■ DIRECTIONS: Below is a block of records; repeat all of them exactly.

□ □ □

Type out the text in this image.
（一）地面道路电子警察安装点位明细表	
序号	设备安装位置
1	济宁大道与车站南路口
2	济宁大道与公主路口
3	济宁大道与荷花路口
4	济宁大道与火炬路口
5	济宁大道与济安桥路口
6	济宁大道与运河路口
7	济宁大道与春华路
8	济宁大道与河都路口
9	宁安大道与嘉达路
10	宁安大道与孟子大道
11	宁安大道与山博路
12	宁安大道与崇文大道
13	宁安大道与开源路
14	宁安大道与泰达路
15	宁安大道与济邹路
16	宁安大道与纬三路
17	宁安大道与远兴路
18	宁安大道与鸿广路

□ □ □

■ SOLUTION FOR THIS TASK:
Type out the text in this image.
（一）地面道路电子警察安装点位明细表	
序号	设备安装位置
1	济宁大道与车站南路口
2	济宁大道与公主路口
3	济宁大道与荷花路口
4	济宁大道与火炬路口
5	济宁大道与济安桥路口
6	济宁大道与运河路口
7	济宁大道与春华路
8	济宁大道与河都路口
9	宁安大道与嘉达路
10	宁安大道与孟子大道
11	宁安大道与山博路
12	宁安大道与崇文大道
13	宁安大道与开源路
14	宁安大道与泰达路
15	宁安大道与济邹路
16	宁安大道与纬三路
17	宁安大道与远兴路
18	宁安大道与鸿广路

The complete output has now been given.